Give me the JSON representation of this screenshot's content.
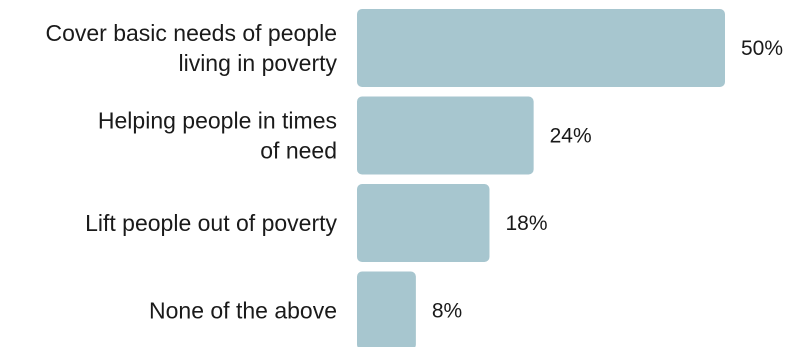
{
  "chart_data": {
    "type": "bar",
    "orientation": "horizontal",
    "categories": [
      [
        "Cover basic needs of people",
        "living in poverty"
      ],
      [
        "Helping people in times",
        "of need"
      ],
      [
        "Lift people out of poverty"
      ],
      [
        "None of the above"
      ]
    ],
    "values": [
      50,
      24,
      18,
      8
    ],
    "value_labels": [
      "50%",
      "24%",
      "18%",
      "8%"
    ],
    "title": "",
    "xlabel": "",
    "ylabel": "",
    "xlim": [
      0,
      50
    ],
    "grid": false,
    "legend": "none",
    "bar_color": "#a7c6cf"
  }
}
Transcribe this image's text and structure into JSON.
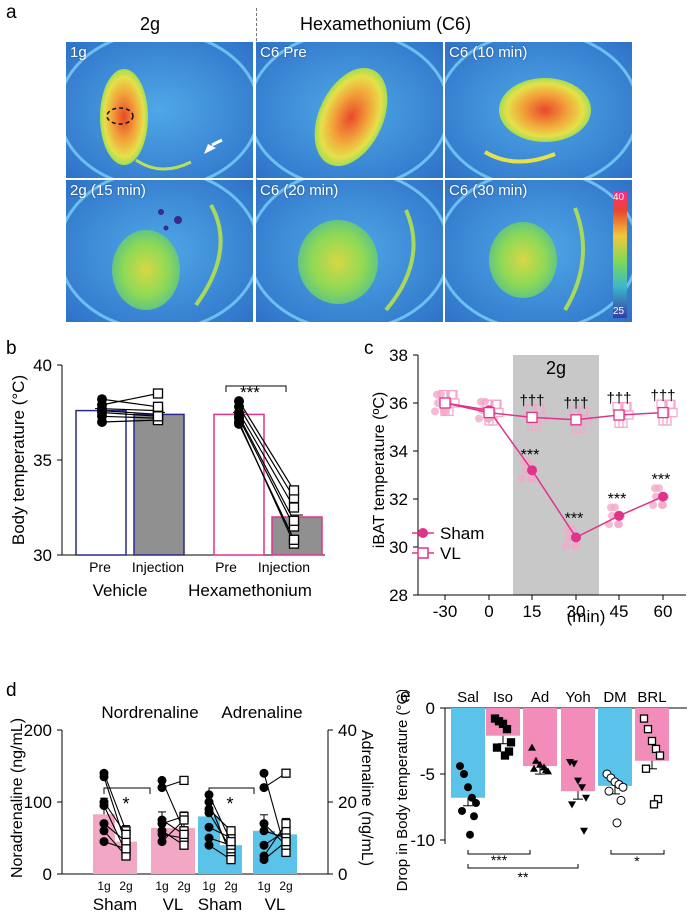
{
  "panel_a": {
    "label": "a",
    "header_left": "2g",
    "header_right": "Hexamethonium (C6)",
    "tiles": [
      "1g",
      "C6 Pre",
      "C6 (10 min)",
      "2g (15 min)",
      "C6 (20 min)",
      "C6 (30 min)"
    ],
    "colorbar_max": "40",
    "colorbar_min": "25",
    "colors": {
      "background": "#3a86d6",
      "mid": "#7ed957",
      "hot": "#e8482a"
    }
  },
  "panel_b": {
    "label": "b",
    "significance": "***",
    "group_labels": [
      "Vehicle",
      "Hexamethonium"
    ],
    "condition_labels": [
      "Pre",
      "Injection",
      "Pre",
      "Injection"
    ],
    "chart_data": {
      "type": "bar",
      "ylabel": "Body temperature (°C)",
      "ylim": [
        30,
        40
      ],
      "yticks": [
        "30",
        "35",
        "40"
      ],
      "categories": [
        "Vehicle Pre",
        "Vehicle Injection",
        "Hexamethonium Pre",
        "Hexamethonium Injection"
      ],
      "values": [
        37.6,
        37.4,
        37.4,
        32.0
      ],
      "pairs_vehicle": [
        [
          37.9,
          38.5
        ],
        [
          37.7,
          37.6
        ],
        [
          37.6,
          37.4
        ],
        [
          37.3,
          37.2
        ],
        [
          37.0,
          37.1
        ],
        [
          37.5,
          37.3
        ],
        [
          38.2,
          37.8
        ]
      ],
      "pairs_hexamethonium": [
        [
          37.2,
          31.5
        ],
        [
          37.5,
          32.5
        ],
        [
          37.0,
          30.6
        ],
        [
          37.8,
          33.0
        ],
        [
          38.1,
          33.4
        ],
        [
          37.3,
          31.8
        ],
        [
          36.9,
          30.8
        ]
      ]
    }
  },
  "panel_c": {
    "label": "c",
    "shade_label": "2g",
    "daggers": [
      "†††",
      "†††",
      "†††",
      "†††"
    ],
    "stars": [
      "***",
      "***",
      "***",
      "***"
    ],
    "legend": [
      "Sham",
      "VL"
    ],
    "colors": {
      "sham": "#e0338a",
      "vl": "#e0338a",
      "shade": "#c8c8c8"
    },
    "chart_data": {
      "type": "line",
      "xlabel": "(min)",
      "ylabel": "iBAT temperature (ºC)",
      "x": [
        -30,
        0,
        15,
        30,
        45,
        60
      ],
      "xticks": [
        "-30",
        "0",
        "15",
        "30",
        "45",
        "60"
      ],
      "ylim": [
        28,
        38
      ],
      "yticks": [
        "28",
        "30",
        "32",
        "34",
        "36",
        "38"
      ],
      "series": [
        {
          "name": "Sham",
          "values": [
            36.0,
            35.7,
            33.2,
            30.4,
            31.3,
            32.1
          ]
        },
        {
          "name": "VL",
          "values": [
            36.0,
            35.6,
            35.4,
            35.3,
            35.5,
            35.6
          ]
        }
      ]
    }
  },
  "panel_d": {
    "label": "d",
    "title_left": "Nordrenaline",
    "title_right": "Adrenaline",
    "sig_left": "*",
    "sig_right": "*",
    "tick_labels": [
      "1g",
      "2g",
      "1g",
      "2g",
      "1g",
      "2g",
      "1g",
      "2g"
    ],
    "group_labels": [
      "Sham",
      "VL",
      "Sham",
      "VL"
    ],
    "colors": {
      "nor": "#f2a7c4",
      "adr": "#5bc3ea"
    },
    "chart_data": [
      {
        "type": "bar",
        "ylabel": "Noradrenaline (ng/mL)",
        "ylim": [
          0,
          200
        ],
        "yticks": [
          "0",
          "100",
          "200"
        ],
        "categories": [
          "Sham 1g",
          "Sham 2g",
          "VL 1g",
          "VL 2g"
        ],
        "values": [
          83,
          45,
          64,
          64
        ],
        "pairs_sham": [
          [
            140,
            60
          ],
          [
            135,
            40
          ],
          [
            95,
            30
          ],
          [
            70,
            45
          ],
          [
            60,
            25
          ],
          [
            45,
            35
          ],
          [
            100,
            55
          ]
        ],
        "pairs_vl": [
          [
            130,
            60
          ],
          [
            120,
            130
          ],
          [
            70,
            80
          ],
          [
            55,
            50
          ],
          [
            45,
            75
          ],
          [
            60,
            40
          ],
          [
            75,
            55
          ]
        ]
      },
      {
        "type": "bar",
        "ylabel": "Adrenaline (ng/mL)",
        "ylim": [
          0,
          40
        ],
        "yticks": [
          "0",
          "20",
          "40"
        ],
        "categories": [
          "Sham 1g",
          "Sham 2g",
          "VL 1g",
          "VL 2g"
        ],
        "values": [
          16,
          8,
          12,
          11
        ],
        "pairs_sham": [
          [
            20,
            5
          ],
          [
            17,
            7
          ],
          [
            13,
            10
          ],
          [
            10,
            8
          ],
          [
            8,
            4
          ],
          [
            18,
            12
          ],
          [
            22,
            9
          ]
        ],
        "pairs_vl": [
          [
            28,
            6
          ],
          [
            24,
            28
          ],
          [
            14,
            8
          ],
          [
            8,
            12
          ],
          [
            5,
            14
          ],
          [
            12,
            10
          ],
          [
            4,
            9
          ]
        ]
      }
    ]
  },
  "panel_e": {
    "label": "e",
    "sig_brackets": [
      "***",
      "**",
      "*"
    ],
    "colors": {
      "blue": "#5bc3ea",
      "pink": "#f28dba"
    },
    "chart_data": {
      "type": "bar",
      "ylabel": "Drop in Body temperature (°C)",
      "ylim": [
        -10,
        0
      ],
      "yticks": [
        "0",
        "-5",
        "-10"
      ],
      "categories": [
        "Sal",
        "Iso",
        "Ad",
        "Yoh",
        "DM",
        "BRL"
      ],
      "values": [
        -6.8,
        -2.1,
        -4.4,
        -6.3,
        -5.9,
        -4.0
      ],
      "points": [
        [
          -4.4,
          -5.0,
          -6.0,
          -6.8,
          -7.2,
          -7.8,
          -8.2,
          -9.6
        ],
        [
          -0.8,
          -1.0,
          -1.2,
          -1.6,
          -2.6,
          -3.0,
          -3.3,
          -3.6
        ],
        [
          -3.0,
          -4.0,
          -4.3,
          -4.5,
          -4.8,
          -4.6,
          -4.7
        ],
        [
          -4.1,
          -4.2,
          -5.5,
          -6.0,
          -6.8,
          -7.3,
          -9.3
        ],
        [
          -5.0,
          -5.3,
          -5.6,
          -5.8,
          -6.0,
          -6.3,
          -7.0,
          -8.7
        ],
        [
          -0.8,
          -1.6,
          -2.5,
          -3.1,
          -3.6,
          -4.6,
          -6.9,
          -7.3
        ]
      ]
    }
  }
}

◆ **Problem statement**
Reproduce the material word for word. Any pictures should be left out of the copy.

◆ **Output below**
Give me the JSON representation of this screenshot's content.
{
  "chart_data": {
    "type": "bar",
    "orientation": "horizontal",
    "categories": [
      [
        "Cover basic needs of people",
        "living in poverty"
      ],
      [
        "Helping people in times",
        "of need"
      ],
      [
        "Lift people out of poverty"
      ],
      [
        "None of the above"
      ]
    ],
    "values": [
      50,
      24,
      18,
      8
    ],
    "value_labels": [
      "50%",
      "24%",
      "18%",
      "8%"
    ],
    "title": "",
    "xlabel": "",
    "ylabel": "",
    "xlim": [
      0,
      50
    ],
    "grid": false,
    "legend": "none",
    "bar_color": "#a7c6cf"
  }
}
Transcribe this image's text and structure into JSON.
{
  "panel_a": {
    "label": "a",
    "header_left": "2g",
    "header_right": "Hexamethonium (C6)",
    "tiles": [
      "1g",
      "C6 Pre",
      "C6 (10 min)",
      "2g (15 min)",
      "C6 (20 min)",
      "C6 (30 min)"
    ],
    "colorbar_max": "40",
    "colorbar_min": "25",
    "colors": {
      "background": "#3a86d6",
      "mid": "#7ed957",
      "hot": "#e8482a"
    }
  },
  "panel_b": {
    "label": "b",
    "significance": "***",
    "group_labels": [
      "Vehicle",
      "Hexamethonium"
    ],
    "condition_labels": [
      "Pre",
      "Injection",
      "Pre",
      "Injection"
    ],
    "chart_data": {
      "type": "bar",
      "ylabel": "Body temperature (°C)",
      "ylim": [
        30,
        40
      ],
      "yticks": [
        "30",
        "35",
        "40"
      ],
      "categories": [
        "Vehicle Pre",
        "Vehicle Injection",
        "Hexamethonium Pre",
        "Hexamethonium Injection"
      ],
      "values": [
        37.6,
        37.4,
        37.4,
        32.0
      ],
      "pairs_vehicle": [
        [
          37.9,
          38.5
        ],
        [
          37.7,
          37.6
        ],
        [
          37.6,
          37.4
        ],
        [
          37.3,
          37.2
        ],
        [
          37.0,
          37.1
        ],
        [
          37.5,
          37.3
        ],
        [
          38.2,
          37.8
        ]
      ],
      "pairs_hexamethonium": [
        [
          37.2,
          31.5
        ],
        [
          37.5,
          32.5
        ],
        [
          37.0,
          30.6
        ],
        [
          37.8,
          33.0
        ],
        [
          38.1,
          33.4
        ],
        [
          37.3,
          31.8
        ],
        [
          36.9,
          30.8
        ]
      ]
    }
  },
  "panel_c": {
    "label": "c",
    "shade_label": "2g",
    "daggers": [
      "†††",
      "†††",
      "†††",
      "†††"
    ],
    "stars": [
      "***",
      "***",
      "***",
      "***"
    ],
    "legend": [
      "Sham",
      "VL"
    ],
    "colors": {
      "sham": "#e0338a",
      "vl": "#e0338a",
      "shade": "#c8c8c8"
    },
    "chart_data": {
      "type": "line",
      "xlabel": "(min)",
      "ylabel": "iBAT temperature (ºC)",
      "x": [
        -30,
        0,
        15,
        30,
        45,
        60
      ],
      "xticks": [
        "-30",
        "0",
        "15",
        "30",
        "45",
        "60"
      ],
      "ylim": [
        28,
        38
      ],
      "yticks": [
        "28",
        "30",
        "32",
        "34",
        "36",
        "38"
      ],
      "series": [
        {
          "name": "Sham",
          "values": [
            36.0,
            35.7,
            33.2,
            30.4,
            31.3,
            32.1
          ]
        },
        {
          "name": "VL",
          "values": [
            36.0,
            35.6,
            35.4,
            35.3,
            35.5,
            35.6
          ]
        }
      ]
    }
  },
  "panel_d": {
    "label": "d",
    "title_left": "Nordrenaline",
    "title_right": "Adrenaline",
    "sig_left": "*",
    "sig_right": "*",
    "tick_labels": [
      "1g",
      "2g",
      "1g",
      "2g",
      "1g",
      "2g",
      "1g",
      "2g"
    ],
    "group_labels": [
      "Sham",
      "VL",
      "Sham",
      "VL"
    ],
    "colors": {
      "nor": "#f2a7c4",
      "adr": "#5bc3ea"
    },
    "chart_data": [
      {
        "type": "bar",
        "ylabel": "Noradrenaline (ng/mL)",
        "ylim": [
          0,
          200
        ],
        "yticks": [
          "0",
          "100",
          "200"
        ],
        "categories": [
          "Sham 1g",
          "Sham 2g",
          "VL 1g",
          "VL 2g"
        ],
        "values": [
          83,
          45,
          64,
          64
        ],
        "pairs_sham": [
          [
            140,
            60
          ],
          [
            135,
            40
          ],
          [
            95,
            30
          ],
          [
            70,
            45
          ],
          [
            60,
            25
          ],
          [
            45,
            35
          ],
          [
            100,
            55
          ]
        ],
        "pairs_vl": [
          [
            130,
            60
          ],
          [
            120,
            130
          ],
          [
            70,
            80
          ],
          [
            55,
            50
          ],
          [
            45,
            75
          ],
          [
            60,
            40
          ],
          [
            75,
            55
          ]
        ]
      },
      {
        "type": "bar",
        "ylabel": "Adrenaline (ng/mL)",
        "ylim": [
          0,
          40
        ],
        "yticks": [
          "0",
          "20",
          "40"
        ],
        "categories": [
          "Sham 1g",
          "Sham 2g",
          "VL 1g",
          "VL 2g"
        ],
        "values": [
          16,
          8,
          12,
          11
        ],
        "pairs_sham": [
          [
            20,
            5
          ],
          [
            17,
            7
          ],
          [
            13,
            10
          ],
          [
            10,
            8
          ],
          [
            8,
            4
          ],
          [
            18,
            12
          ],
          [
            22,
            9
          ]
        ],
        "pairs_vl": [
          [
            28,
            6
          ],
          [
            24,
            28
          ],
          [
            14,
            8
          ],
          [
            8,
            12
          ],
          [
            5,
            14
          ],
          [
            12,
            10
          ],
          [
            4,
            9
          ]
        ]
      }
    ]
  },
  "panel_e": {
    "label": "e",
    "sig_brackets": [
      "***",
      "**",
      "*"
    ],
    "colors": {
      "blue": "#5bc3ea",
      "pink": "#f28dba"
    },
    "chart_data": {
      "type": "bar",
      "ylabel": "Drop in Body temperature (°C)",
      "ylim": [
        -10,
        0
      ],
      "yticks": [
        "0",
        "-5",
        "-10"
      ],
      "categories": [
        "Sal",
        "Iso",
        "Ad",
        "Yoh",
        "DM",
        "BRL"
      ],
      "values": [
        -6.8,
        -2.1,
        -4.4,
        -6.3,
        -5.9,
        -4.0
      ],
      "points": [
        [
          -4.4,
          -5.0,
          -6.0,
          -6.8,
          -7.2,
          -7.8,
          -8.2,
          -9.6
        ],
        [
          -0.8,
          -1.0,
          -1.2,
          -1.6,
          -2.6,
          -3.0,
          -3.3,
          -3.6
        ],
        [
          -3.0,
          -4.0,
          -4.3,
          -4.5,
          -4.8,
          -4.6,
          -4.7
        ],
        [
          -4.1,
          -4.2,
          -5.5,
          -6.0,
          -6.8,
          -7.3,
          -9.3
        ],
        [
          -5.0,
          -5.3,
          -5.6,
          -5.8,
          -6.0,
          -6.3,
          -7.0,
          -8.7
        ],
        [
          -0.8,
          -1.6,
          -2.5,
          -3.1,
          -3.6,
          -4.6,
          -6.9,
          -7.3
        ]
      ]
    }
  }
}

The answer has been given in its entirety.